Your goal: Write out each line in which the string "structured" is present.

Data extract:
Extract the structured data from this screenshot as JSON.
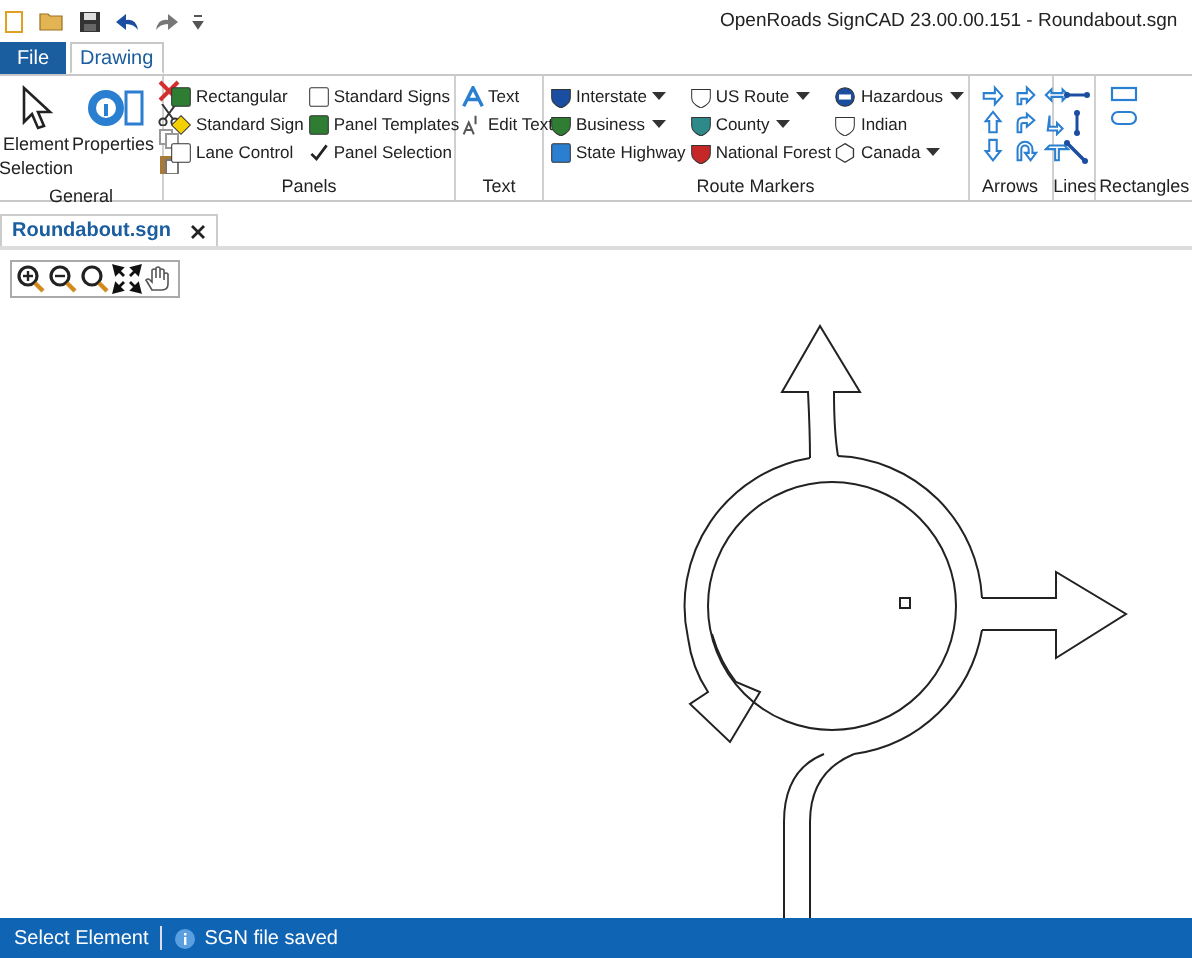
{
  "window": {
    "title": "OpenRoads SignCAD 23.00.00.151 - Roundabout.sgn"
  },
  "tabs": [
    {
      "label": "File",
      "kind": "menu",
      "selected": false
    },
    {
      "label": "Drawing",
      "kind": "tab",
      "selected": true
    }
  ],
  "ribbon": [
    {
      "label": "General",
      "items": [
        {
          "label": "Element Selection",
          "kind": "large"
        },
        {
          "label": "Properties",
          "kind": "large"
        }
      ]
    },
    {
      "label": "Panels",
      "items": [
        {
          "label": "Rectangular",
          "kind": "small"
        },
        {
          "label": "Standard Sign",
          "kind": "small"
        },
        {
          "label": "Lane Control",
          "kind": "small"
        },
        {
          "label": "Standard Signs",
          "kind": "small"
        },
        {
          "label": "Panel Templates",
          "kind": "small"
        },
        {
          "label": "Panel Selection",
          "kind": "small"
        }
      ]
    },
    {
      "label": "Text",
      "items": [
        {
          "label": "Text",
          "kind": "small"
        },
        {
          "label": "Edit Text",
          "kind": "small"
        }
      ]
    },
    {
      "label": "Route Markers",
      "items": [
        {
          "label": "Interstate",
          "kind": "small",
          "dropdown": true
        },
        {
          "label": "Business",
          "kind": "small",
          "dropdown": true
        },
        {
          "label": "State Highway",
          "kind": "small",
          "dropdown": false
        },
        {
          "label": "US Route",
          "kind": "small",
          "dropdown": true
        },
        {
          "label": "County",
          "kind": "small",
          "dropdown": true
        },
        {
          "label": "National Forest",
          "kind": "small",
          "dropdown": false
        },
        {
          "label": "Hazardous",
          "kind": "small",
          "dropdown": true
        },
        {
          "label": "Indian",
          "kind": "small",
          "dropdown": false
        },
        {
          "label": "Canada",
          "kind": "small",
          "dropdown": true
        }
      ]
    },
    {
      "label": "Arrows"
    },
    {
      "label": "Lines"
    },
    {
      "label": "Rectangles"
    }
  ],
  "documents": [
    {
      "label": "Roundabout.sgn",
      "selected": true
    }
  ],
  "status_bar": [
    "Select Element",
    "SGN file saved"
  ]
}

...

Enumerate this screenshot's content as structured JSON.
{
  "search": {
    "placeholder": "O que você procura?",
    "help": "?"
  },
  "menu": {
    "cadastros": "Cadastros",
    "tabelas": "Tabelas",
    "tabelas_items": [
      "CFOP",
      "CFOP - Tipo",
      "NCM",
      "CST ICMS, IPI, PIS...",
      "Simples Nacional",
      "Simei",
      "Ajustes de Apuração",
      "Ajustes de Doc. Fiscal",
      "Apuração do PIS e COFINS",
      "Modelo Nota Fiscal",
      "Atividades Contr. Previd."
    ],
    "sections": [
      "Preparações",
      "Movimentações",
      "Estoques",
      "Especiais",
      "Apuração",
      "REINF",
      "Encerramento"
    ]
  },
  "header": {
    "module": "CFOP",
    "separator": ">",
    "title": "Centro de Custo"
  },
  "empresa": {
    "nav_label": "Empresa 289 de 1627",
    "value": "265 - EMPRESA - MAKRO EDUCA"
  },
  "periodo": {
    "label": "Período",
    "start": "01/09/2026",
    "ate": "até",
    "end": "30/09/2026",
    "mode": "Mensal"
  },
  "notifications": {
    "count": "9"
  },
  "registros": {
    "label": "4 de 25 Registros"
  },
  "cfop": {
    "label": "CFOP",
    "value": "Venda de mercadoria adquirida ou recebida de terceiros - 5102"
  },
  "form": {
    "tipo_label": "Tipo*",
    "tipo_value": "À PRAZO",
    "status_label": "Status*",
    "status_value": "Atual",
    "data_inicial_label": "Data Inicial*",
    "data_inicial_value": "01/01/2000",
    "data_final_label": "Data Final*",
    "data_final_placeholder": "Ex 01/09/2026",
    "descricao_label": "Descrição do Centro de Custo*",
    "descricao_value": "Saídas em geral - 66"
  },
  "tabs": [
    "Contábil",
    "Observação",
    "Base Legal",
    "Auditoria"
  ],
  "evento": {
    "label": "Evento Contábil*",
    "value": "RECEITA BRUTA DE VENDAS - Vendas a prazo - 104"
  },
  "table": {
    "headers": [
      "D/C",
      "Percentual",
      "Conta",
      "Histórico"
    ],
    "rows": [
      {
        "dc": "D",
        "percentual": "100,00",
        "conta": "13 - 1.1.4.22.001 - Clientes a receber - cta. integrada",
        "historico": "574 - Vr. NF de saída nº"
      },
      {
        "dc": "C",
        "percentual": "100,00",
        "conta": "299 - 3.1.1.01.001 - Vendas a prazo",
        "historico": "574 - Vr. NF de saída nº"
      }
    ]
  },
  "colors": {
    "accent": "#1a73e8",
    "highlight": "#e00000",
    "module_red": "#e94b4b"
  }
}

The completed task:
Extract the structured data from this screenshot as JSON.
Enumerate this screenshot's content as structured JSON.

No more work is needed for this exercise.